# [EXERCISE]
Return the whole listing exactly as it stands.

# [THE RECORDS]
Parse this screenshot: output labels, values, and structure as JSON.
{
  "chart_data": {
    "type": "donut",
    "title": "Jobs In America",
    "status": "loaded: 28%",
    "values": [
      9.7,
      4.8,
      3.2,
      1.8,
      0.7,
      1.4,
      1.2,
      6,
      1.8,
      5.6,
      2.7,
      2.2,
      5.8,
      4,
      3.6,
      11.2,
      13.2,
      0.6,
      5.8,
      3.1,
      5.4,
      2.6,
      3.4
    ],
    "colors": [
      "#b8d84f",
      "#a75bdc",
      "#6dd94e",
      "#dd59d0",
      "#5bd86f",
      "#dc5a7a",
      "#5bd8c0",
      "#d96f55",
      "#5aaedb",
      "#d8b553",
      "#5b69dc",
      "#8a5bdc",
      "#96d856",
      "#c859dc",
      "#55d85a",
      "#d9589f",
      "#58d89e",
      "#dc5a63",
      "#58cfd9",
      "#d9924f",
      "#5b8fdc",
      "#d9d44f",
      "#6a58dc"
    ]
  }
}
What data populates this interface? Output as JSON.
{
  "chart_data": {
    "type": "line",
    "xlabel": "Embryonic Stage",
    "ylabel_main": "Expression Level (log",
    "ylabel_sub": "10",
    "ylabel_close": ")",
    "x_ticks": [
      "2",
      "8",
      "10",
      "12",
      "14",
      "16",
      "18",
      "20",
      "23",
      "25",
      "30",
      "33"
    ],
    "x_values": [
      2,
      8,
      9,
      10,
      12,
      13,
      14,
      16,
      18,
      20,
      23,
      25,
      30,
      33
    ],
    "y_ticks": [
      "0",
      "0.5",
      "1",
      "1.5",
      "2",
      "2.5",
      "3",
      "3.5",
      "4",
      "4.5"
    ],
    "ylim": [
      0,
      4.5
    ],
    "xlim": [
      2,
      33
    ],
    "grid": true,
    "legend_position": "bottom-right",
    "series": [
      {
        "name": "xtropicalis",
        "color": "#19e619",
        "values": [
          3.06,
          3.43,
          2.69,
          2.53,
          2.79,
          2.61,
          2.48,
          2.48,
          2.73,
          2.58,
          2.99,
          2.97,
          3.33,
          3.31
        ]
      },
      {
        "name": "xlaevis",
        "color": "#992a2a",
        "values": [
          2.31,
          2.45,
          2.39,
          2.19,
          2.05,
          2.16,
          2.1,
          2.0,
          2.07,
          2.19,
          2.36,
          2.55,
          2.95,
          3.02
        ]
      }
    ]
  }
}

# [COMPLETED TASK]
Parse this screenshot: output labels, values, and structure as JSON.
{
  "chart_data": {
    "type": "donut",
    "title": "Jobs In America",
    "status": "loaded: 28%",
    "values": [
      9.7,
      4.8,
      3.2,
      1.8,
      0.7,
      1.4,
      1.2,
      6,
      1.8,
      5.6,
      2.7,
      2.2,
      5.8,
      4,
      3.6,
      11.2,
      13.2,
      0.6,
      5.8,
      3.1,
      5.4,
      2.6,
      3.4
    ],
    "colors": [
      "#b8d84f",
      "#a75bdc",
      "#6dd94e",
      "#dd59d0",
      "#5bd86f",
      "#dc5a7a",
      "#5bd8c0",
      "#d96f55",
      "#5aaedb",
      "#d8b553",
      "#5b69dc",
      "#8a5bdc",
      "#96d856",
      "#c859dc",
      "#55d85a",
      "#d9589f",
      "#58d89e",
      "#dc5a63",
      "#58cfd9",
      "#d9924f",
      "#5b8fdc",
      "#d9d44f",
      "#6a58dc"
    ]
  }
}
What data populates this interface? Output as JSON.
{
  "chart_data": {
    "type": "line",
    "xlabel": "Embryonic Stage",
    "ylabel_main": "Expression Level (log",
    "ylabel_sub": "10",
    "ylabel_close": ")",
    "x_ticks": [
      "2",
      "8",
      "10",
      "12",
      "14",
      "16",
      "18",
      "20",
      "23",
      "25",
      "30",
      "33"
    ],
    "x_values": [
      2,
      8,
      9,
      10,
      12,
      13,
      14,
      16,
      18,
      20,
      23,
      25,
      30,
      33
    ],
    "y_ticks": [
      "0",
      "0.5",
      "1",
      "1.5",
      "2",
      "2.5",
      "3",
      "3.5",
      "4",
      "4.5"
    ],
    "ylim": [
      0,
      4.5
    ],
    "xlim": [
      2,
      33
    ],
    "grid": true,
    "legend_position": "bottom-right",
    "series": [
      {
        "name": "xtropicalis",
        "color": "#19e619",
        "values": [
          3.06,
          3.43,
          2.69,
          2.53,
          2.79,
          2.61,
          2.48,
          2.48,
          2.73,
          2.58,
          2.99,
          2.97,
          3.33,
          3.31
        ]
      },
      {
        "name": "xlaevis",
        "color": "#992a2a",
        "values": [
          2.31,
          2.45,
          2.39,
          2.19,
          2.05,
          2.16,
          2.1,
          2.0,
          2.07,
          2.19,
          2.36,
          2.55,
          2.95,
          3.02
        ]
      }
    ]
  }
}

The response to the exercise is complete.